**DOCUMENT SECTION:**
Age of Aisha (ra) at time of
marriage
by Zahid Aziz
Qualities of Aisha and her role in
Islam
In any discussion on the age of
Aisha (ra: may Allah be pleased with her) at the time of her marriage with
the Holy Prophet Muhammad (may peace and the blessings of Allah be upon
him), it is of the greatest relevance to note the pivotal role she played
as a teacher, exponent and interpreter of the religion of Islam. Aisha was
an exceptionally intelligent and astute woman, a young prodigy, and this
was the main reason why she was got married to the Holy Prophet, as is
clearly proved by events after the Holy Prophet’s life. She entered his
household, shortly after his emigration to Madina, just at the time when
the teachings of Islam in all fields of life for the Muslim community were
starting to be revealed to the Holy Prophet and demonstrated by him by his
example and practice. An intellectually gifted person was required who
would have daily contact with the Holy Prophet at the closest and most
personal level, so as to absorb the teachings that he was giving on all
aspects of life by his words and actions. Such a person would need to
possess the following qualities:
an excellent, precise memory to
retain a vast amount of detail accurately, the understanding to grasp the
significance and the principles of the teachings, powers of reasoning,
criticism and deduction to resolve problems on the basis of those
teachings, the skills to convey knowledge to a wide range of audience, and,
finally, have the prospect of living for a considerable period of time
after the death of the Holy Prophet in order to spread his message to
distant generations.
That Aisha possessed all these
qualities and carried out this mission is an absolutely positive and undeniable,
historical fact. After the Holy Prophet’s death, she acted as a teacher and
interpreter of Islam, providing guidance to even the greatest of the male
Companions of the Holy Prophet Muhammad. They made a special point of going
to her to gain knowledge and seek her opinion. A vast number of sayings and
actions of the Holy Prophet are reported from her in books of Hadith. She
not only quoted his sayings and reported her observations of events, but
interpreted them to provide solutions to questions. Whenever necessary, she
corrected the views of the greatest of the Companions of the Holy Prophet.
She made rulings and judgments on which Islamic law is based.
The following are two examples of
what the Holy Prophet’s male Companions said about her:
“Abu Musa said: Whenever
there was any hadith that was difficult [to understand] for us, the
Companions of the Messenger of Allah, and we asked Aisha we always found
that she had knowledge about that hadith.”
“Musa ibn Talha said: I
never saw anyone more eloquent than Aisha.”

**TASK REQUIREMENTS:**
(A) From the article about Aisha, reproduce verbatim the part that opens with the words containing "That Aisha possessed" and closes with "law is based.".
(B) Answer these questions using the article about Aisha:
(i) Shortly after the Holy Prophet's emigration to which place did Aisha enter his household?
(ii) What did Musa ibn Talha say he never saw?
(iii) According to Abu Musa, what did the Companions always find when they asked Aisha about a hadith that was difficult for them?
(C) Pick up the article about Aisha after its final sentence and keep writing it.

**DATA SECTION:**
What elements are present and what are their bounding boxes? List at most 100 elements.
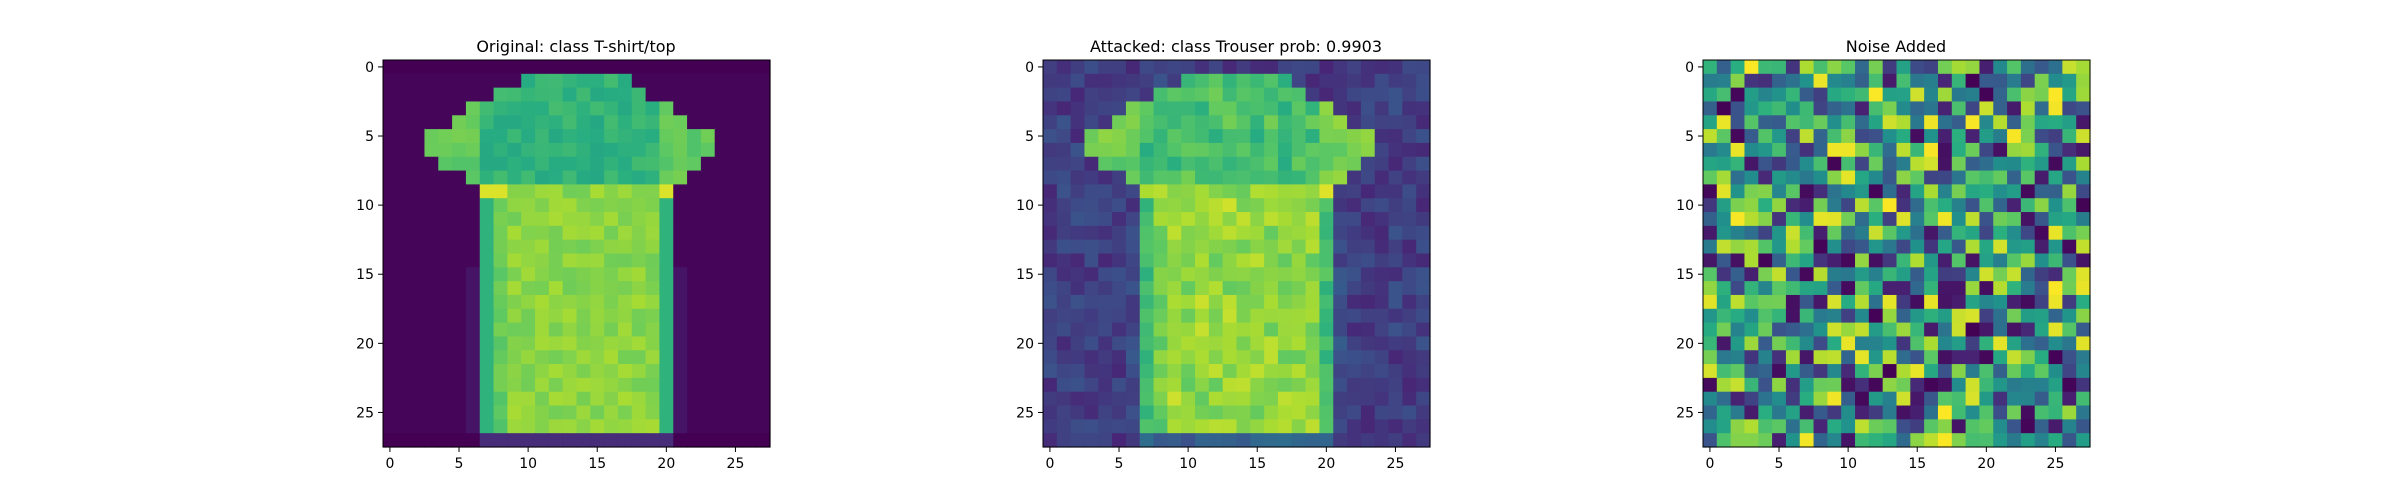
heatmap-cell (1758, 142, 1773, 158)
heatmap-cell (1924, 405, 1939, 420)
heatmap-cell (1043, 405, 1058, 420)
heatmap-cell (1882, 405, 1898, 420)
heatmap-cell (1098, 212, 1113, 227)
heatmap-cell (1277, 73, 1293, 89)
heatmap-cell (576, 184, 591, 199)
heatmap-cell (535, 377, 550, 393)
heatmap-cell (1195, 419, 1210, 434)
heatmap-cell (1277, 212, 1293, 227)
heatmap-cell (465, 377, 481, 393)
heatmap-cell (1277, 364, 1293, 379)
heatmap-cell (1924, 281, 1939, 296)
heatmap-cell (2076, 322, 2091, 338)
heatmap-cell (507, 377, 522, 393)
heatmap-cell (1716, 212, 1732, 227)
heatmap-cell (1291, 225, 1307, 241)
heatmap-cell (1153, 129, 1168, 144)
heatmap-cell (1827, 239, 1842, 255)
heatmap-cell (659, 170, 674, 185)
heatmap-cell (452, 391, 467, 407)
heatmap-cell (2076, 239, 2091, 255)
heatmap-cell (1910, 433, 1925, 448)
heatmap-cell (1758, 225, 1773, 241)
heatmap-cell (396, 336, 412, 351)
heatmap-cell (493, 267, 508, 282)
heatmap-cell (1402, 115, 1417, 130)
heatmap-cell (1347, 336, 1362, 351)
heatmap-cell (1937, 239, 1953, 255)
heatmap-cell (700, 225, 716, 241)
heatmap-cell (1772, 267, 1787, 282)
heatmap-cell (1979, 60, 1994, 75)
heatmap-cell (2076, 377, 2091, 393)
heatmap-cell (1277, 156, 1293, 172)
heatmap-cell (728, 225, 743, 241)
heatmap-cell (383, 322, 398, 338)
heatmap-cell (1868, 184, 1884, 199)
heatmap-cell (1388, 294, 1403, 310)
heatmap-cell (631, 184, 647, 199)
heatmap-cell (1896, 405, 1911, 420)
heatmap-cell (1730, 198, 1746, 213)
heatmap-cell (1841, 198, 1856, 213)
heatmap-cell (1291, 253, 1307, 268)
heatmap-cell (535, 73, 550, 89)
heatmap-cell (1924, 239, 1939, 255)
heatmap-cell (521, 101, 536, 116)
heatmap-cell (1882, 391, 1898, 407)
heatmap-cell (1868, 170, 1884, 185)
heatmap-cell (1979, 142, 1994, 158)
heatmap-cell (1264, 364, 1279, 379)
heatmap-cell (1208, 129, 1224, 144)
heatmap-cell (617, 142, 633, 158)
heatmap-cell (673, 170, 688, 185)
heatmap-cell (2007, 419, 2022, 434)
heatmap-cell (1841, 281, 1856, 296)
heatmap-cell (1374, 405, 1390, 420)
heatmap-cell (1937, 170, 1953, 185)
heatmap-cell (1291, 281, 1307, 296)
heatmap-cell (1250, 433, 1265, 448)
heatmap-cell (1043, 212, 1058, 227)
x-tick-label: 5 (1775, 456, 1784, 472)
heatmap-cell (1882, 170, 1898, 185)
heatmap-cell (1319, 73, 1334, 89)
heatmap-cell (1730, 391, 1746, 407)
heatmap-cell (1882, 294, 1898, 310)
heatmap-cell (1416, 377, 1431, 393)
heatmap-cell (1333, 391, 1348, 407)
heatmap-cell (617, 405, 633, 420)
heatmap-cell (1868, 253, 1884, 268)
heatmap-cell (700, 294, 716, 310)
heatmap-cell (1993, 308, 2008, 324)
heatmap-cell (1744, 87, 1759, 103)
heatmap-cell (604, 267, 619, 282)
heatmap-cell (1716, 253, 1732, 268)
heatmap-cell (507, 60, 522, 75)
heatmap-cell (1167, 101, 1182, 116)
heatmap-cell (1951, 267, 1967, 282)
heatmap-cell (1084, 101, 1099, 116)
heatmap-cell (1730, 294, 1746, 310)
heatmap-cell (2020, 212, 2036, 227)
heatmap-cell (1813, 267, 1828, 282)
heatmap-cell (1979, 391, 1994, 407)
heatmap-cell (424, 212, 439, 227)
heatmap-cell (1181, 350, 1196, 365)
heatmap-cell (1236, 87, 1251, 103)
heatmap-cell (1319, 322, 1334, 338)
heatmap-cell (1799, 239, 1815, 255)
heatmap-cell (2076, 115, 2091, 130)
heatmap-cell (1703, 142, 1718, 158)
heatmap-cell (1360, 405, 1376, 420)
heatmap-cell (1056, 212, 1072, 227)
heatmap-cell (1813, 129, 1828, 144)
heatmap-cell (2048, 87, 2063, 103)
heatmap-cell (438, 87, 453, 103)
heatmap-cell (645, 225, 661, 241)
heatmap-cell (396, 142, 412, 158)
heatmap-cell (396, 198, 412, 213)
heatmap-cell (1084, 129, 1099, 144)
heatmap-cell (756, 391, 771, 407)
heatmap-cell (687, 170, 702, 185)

**ANSWERS TO EACH TASK:**
(A)
That Aisha possessed all these
qualities and carried out this mission is an absolutely positive and undeniable,
historical fact. After the Holy Prophet’s death, she acted as a teacher and
interpreter of Islam, providing guidance to even the greatest of the male
Companions of the Holy Prophet Muhammad. They made a special point of going
to her to gain knowledge and seek her opinion. A vast number of sayings and
actions of the Holy Prophet are reported from her in books of Hadith. She
not only quoted his sayings and reported her observations of events, but
interpreted them to provide solutions to questions. Whenever necessary, she
corrected the views of the greatest of the Companions of the Holy Prophet.
She made rulings and judgments on which Islamic law is based.

(B)
(i) Madina.
(ii) Anyone more eloquent than Aisha.
(iii) They always found that she had knowledge about that hadith.

(C)
In the famous compilation of the
lives of saints in Islam, Tadhkirat-ul-Auliya, the author Farid-ud-Din
Attar, who lived eight centuries ago, introduces the life of the early
female saint Rabia of Basra as follows:
“If anyone says, ‘Why have
you included Rabia in the rank of men?’, my answer is that the Prophet
himself said, ‘God does not regard your outward forms’. … Moreover, if it
is proper to derive two-thirds of our religion from Aisha, surely it is
permissible to take religious instruction from a handmaid of Aisha.”
It is thus recognised, from the
earliest times in Islam, that some two-thirds of Islamic Sharia is based on
reports and interpretations that have come from Aisha.
In view of these exceptional
qualities of Aisha and the towering role played by her in the transmission
of the teachings of Islam, it is simply preposterous and outrageous to
suggest that she was the victim of some form of child and marital abuse. We
ask in particular the Christian and Jewish critics of Islam, who are
reviling the Holy Prophet Muhammad on the basis of his marriage with Aisha,
whether they can point out any example of a woman in their religions who
played a role like that of Aisha in learning the religion from its founder
and becoming the teacher and instructor of all his followers, including
men, after his death.
Age of Aisha at time of marriage
with Holy Prophet Muhammad
It is believed on the authority of
some Hadith reports that the marriage ceremony (known as nikah, amounting
to betrothal) of Aisha with the Holy Prophet Muhammad took place when she
was six years of age, and that she joined the Holy Prophet as his wife
three years later at the age of nine. We quote below from two such reports
in Bukhari.
“It is reported from Aisha
that she said: The Prophet entered into marriage with me when I was a girl
of six … and at the time [of joining his household] I was a girl of nine
years of age.”
“Khadija died three years
before the Prophet departed to Medina. He stayed [alone] for two years or so.
He married Aisha when she was a girl of six years of age, and he
consummated that marriage when she was nine years old.”
As to the authenticity of these
reports, it may be noted that the compilers of the books of Hadith did not
apply the same stringent tests when accepting reports relating to
historical matters as they did before accepting reports relating to the
practical teachings and laws of Islam. The reason is that the former type
of report was regarded as merely of academic interest while the latter type
of report had a direct bearing on the practical duties of a Muslim and on
what was allowed to them and what was prohibited. Thus the occurrence of
reports such as the above about the marriage of Aisha in books of Hadith,
even in Bukhari, is not necessarily a proof of their credibility.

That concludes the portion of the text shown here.